A block of data
··········

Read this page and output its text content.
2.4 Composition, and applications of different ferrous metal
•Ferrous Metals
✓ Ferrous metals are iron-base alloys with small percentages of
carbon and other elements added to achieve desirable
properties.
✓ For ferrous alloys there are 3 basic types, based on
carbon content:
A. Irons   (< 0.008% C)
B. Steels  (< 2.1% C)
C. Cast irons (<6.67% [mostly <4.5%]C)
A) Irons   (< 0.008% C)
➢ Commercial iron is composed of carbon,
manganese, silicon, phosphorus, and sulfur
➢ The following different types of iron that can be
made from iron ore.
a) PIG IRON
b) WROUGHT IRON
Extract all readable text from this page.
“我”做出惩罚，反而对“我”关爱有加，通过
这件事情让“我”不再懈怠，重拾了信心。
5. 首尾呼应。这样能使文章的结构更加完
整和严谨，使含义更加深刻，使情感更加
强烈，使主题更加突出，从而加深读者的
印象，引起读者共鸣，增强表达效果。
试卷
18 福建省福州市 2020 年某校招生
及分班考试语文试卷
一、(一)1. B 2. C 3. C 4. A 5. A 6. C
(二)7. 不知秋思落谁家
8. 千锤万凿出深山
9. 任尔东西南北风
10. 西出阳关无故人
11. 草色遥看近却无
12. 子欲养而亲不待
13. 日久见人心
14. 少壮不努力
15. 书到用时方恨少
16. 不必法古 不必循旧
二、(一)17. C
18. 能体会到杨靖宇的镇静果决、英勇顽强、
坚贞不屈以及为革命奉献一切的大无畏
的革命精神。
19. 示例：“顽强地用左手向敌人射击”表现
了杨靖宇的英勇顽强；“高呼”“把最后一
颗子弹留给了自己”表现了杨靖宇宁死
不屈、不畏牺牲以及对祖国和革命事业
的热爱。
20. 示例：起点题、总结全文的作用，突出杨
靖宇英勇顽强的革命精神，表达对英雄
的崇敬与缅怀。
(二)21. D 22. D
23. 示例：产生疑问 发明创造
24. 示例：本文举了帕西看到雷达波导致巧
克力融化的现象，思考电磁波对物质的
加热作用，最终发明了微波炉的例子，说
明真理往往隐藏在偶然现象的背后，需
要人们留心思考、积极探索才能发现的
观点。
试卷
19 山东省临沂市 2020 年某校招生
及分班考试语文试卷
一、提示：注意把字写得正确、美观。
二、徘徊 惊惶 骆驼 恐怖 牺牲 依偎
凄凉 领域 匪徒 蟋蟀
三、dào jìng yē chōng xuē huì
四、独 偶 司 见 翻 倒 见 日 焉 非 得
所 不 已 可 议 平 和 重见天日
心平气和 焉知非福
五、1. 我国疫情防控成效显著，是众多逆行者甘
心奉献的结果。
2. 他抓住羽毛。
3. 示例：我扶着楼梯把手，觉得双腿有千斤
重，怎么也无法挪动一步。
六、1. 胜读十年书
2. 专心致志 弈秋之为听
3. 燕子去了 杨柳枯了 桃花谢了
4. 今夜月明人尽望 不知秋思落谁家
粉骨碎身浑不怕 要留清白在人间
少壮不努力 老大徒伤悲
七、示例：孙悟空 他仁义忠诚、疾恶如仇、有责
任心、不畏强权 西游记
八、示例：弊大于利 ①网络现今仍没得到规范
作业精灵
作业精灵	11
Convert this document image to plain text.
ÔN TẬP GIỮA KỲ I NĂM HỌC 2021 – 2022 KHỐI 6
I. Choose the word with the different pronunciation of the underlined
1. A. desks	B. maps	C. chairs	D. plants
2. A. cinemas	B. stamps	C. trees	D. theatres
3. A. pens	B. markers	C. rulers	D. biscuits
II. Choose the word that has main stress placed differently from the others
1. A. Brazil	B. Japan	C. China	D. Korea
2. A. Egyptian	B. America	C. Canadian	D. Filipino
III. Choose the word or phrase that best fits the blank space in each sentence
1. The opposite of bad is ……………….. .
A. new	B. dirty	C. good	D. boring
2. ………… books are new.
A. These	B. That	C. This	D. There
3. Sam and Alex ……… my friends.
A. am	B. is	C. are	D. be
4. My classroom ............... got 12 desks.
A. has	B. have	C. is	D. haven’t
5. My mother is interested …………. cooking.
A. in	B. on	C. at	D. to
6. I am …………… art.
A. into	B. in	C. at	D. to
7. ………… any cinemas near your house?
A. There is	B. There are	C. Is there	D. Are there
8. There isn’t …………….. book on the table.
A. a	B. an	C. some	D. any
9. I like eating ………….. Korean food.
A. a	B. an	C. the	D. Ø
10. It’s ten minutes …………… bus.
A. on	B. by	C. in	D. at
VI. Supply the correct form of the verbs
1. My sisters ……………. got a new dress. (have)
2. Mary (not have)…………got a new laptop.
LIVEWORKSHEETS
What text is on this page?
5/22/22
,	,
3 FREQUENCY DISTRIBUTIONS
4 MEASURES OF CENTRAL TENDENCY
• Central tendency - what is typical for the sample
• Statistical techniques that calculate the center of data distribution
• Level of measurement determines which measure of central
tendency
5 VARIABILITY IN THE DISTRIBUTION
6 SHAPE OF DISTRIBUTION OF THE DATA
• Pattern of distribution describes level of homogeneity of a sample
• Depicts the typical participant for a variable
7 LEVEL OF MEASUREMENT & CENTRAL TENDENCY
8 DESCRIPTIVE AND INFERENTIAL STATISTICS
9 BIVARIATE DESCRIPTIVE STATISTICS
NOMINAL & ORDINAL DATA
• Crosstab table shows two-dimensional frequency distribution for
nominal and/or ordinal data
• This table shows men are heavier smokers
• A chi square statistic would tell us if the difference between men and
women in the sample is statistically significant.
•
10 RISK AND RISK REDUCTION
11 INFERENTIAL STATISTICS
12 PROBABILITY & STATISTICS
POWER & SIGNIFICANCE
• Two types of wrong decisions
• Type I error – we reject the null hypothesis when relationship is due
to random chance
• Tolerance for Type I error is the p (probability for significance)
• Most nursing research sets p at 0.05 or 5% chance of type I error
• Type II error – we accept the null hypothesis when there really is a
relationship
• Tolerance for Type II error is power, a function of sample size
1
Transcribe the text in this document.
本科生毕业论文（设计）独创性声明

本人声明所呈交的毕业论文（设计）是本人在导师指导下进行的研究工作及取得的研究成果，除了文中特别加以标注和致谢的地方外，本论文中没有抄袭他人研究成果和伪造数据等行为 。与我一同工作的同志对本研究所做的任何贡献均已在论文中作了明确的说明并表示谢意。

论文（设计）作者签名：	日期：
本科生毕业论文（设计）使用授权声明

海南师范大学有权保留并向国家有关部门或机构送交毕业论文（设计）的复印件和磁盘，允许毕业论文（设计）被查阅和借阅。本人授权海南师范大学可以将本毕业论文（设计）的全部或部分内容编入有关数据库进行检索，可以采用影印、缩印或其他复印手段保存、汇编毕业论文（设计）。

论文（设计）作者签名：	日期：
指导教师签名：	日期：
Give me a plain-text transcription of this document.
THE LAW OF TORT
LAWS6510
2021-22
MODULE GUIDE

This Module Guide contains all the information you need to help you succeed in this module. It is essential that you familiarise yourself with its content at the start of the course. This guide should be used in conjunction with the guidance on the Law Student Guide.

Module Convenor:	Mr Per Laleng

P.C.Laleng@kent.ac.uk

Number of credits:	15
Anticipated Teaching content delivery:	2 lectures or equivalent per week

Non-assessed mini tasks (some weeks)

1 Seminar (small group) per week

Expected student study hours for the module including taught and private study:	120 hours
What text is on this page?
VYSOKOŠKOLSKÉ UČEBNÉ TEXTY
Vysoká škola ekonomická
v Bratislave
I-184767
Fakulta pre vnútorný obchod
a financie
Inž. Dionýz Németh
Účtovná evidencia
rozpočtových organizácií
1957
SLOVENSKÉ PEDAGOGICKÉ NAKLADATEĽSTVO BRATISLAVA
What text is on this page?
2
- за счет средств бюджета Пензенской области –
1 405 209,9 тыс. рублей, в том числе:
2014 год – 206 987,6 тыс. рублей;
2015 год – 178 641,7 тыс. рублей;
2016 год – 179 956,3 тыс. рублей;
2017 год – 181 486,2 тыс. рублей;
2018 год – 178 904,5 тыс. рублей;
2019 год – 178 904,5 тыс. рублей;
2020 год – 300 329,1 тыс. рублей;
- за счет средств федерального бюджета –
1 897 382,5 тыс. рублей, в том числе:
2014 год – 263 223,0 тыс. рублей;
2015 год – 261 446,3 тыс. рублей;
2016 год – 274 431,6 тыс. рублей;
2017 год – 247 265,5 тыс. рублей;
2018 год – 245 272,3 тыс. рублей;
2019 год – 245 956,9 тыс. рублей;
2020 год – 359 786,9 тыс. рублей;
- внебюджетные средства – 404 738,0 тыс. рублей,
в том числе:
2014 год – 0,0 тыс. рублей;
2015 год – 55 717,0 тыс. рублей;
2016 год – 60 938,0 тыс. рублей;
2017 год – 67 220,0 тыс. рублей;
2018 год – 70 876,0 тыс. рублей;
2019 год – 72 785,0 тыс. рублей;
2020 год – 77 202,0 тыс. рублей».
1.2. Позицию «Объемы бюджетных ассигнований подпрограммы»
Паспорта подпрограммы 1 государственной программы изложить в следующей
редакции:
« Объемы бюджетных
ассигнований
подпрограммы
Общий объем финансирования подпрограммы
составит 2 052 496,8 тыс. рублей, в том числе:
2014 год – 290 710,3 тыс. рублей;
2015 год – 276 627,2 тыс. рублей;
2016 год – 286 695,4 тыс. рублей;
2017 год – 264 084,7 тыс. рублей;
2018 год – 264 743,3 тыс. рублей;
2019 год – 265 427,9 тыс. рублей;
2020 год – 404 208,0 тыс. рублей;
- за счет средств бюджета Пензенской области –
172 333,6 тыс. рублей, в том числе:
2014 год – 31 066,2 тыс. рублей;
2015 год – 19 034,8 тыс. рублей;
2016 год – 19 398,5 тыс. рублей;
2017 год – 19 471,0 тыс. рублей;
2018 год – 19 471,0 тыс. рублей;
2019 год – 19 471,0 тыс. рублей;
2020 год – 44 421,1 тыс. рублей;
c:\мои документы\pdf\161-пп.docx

··········

**PROBLEM REQUIREMENTS**
Collect every line with the string "word" from the records, and copy each.

**EXERCISE RESPONSE**
I. Choose the word with the different pronunciation of the underlined
II. Choose the word that has main stress placed differently from the others
III. Choose the word or phrase that best fits the blank space in each sentence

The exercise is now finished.